Below is a set of records. Repeat all of them exactly.
[Supplied records start]
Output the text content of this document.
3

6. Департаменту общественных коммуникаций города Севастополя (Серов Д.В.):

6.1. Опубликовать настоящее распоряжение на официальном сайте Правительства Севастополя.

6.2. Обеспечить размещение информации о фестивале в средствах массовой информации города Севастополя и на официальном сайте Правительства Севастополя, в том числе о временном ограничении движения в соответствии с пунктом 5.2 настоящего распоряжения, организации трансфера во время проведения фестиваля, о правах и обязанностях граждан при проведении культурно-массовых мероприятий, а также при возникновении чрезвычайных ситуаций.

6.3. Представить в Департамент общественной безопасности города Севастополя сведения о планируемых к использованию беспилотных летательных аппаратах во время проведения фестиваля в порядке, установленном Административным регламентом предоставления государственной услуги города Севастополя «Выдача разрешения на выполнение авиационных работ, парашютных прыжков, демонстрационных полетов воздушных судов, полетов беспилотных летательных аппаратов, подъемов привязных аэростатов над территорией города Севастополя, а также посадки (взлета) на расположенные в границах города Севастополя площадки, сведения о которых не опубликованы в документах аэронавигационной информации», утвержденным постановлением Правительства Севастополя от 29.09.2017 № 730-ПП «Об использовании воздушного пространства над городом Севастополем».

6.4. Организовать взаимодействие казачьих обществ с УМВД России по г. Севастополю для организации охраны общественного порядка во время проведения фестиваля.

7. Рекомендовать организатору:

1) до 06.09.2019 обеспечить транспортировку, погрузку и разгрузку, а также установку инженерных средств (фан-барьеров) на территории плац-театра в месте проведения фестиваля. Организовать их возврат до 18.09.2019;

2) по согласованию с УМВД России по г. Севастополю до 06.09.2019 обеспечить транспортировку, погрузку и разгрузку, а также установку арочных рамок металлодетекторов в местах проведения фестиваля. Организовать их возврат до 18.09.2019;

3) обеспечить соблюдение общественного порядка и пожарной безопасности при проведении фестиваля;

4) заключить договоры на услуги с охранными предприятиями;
[Supplied records end]
## [Result of this task]
Output the text content of this document.
3

6. Департаменту общественных коммуникаций города Севастополя (Серов Д.В.):

6.1. Опубликовать настоящее распоряжение на официальном сайте Правительства Севастополя.

6.2. Обеспечить размещение информации о фестивале в средствах массовой информации города Севастополя и на официальном сайте Правительства Севастополя, в том числе о временном ограничении движения в соответствии с пунктом 5.2 настоящего распоряжения, организации трансфера во время проведения фестиваля, о правах и обязанностях граждан при проведении культурно-массовых мероприятий, а также при возникновении чрезвычайных ситуаций.

6.3. Представить в Департамент общественной безопасности города Севастополя сведения о планируемых к использованию беспилотных летательных аппаратах во время проведения фестиваля в порядке, установленном Административным регламентом предоставления государственной услуги города Севастополя «Выдача разрешения на выполнение авиационных работ, парашютных прыжков, демонстрационных полетов воздушных судов, полетов беспилотных летательных аппаратов, подъемов привязных аэростатов над территорией города Севастополя, а также посадки (взлета) на расположенные в границах города Севастополя площадки, сведения о которых не опубликованы в документах аэронавигационной информации», утвержденным постановлением Правительства Севастополя от 29.09.2017 № 730-ПП «Об использовании воздушного пространства над городом Севастополем».

6.4. Организовать взаимодействие казачьих обществ с УМВД России по г. Севастополю для организации охраны общественного порядка во время проведения фестиваля.

7. Рекомендовать организатору:

1) до 06.09.2019 обеспечить транспортировку, погрузку и разгрузку, а также установку инженерных средств (фан-барьеров) на территории плац-театра в месте проведения фестиваля. Организовать их возврат до 18.09.2019;

2) по согласованию с УМВД России по г. Севастополю до 06.09.2019 обеспечить транспортировку, погрузку и разгрузку, а также установку арочных рамок металлодетекторов в местах проведения фестиваля. Организовать их возврат до 18.09.2019;

3) обеспечить соблюдение общественного порядка и пожарной безопасности при проведении фестиваля;

4) заключить договоры на услуги с охранными предприятиями;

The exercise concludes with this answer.